*Requirement:*
Set down, word for word, the stretch from "The museum was" through "Robinson other athletes." in the article about the National Black Doll Museum below.

[Text block — start]

“Do not despair we are ‘On The MOVE,'” the National Black Doll Museum said in announcing that it is closing its storefront galleries in Mansfield due to the challenges of coronavirus and looking for a new site, the institution announced yesterday.
“The building doesn’t meet the basic guidelines to keep you healthy,” the museum said on facebook. “In addition 80 percent of our revenue is derived from groups, tours, and schools all of which has cancelled for 2020. Therefore we have forgone our lease and a new tenant will occupy the space as of Aug. 1.”
The Mansfield News reported: “In early June the owner of the building announced his intention to raise the rent and do work in the building, forcing [museum co-founder Debra] Britt to make the tough decision to vacate by June 30. The space has already been leased by a new business. ‘l wasn’t prepared to go. I cried for a week. So much of what we built up is gone. How do we keep up those connections?’ Britt asked.”
The museum was founded by Britt and her sister Felicia Walker. On Facebook, they quote the early 20th century Black nationalist Marcus Garvey: “Mothers! Give your children dolls that look like them to play with and cuddle. They will learn as they grow older to love and care for their own children and not neglect them.”
The museum aims to preserve representations of African Americans in dolls—and through the dolls tell Black history. It began with the sisters’ personal collections, then became a traveling exhibit, before they moved the collection into a storefront at 288 North Main St. in 2012. They filled a main gallery and surrounding rooms with Black Barbies; African dolls; Black Cabbage Patch Kids, dolls depicting Black historical figures, musicians, politicians, Jackie Robinson other athletes.
“With a heavy heavy and broken heart we have closed our doors for all on-site programming including workshops, tours exhibit openings and our Annual fundraiser tea,” the museum announced on Facebook on March 21. “The coronavirus and National Emergency is a real threat and we must all do our best to take care of each other.”

[Text block — finish]
[Given records — start]

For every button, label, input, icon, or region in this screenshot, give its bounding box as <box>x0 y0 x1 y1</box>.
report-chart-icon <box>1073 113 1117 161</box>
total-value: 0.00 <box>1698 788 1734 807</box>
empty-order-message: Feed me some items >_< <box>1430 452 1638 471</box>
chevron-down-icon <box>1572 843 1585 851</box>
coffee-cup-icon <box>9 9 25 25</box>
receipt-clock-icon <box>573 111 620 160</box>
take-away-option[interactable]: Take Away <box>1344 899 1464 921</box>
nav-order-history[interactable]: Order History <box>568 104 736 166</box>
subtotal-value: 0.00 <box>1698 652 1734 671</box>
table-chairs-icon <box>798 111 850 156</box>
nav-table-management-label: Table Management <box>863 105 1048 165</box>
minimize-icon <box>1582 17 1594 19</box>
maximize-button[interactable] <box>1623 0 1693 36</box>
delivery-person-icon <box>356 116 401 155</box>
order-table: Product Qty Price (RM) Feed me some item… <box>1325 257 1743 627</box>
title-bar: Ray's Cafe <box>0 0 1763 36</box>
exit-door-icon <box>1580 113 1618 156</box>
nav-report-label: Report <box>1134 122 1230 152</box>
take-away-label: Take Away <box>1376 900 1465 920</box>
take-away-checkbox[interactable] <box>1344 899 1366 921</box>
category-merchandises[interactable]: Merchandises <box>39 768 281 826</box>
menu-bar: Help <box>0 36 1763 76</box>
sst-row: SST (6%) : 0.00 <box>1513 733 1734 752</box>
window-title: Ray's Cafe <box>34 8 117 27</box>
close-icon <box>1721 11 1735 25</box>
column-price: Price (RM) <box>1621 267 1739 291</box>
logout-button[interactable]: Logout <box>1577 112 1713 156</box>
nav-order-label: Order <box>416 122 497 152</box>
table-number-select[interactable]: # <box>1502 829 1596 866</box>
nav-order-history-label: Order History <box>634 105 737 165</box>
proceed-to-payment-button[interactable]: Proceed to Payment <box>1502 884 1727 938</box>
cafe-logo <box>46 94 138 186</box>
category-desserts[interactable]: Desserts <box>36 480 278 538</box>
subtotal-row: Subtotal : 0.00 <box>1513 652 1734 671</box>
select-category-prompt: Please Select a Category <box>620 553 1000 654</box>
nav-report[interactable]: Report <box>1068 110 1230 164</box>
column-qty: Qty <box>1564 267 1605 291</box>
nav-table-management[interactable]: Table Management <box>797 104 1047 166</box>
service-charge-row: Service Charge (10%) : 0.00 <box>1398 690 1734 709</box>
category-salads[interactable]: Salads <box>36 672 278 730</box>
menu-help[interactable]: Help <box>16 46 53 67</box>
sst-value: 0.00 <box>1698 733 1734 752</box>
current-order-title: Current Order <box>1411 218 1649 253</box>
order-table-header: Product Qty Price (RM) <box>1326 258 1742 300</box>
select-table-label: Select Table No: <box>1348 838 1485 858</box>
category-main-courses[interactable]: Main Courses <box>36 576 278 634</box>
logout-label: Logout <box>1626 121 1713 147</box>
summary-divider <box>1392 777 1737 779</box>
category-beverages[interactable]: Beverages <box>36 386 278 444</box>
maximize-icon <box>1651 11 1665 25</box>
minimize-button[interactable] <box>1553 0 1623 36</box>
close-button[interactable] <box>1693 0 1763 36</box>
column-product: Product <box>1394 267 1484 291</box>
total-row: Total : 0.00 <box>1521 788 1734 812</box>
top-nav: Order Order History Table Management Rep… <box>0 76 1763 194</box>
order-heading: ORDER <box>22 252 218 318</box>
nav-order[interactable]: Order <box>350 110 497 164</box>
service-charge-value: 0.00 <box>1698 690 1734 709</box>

[Given records — finish]

*Response for this exercise:*
The museum was founded by Britt and her sister Felicia Walker. On Facebook, they quote the early 20th century Black nationalist Marcus Garvey: “Mothers! Give your children dolls that look like them to play with and cuddle. They will learn as they grow older to love and care for their own children and not neglect them.”
The museum aims to preserve representations of African Americans in dolls—and through the dolls tell Black history. It began with the sisters’ personal collections, then became a traveling exhibit, before they moved the collection into a storefront at 288 North Main St. in 2012. They filled a main gallery and surrounding rooms with Black Barbies; African dolls; Black Cabbage Patch Kids, dolls depicting Black historical figures, musicians, politicians, Jackie Robinson other athletes.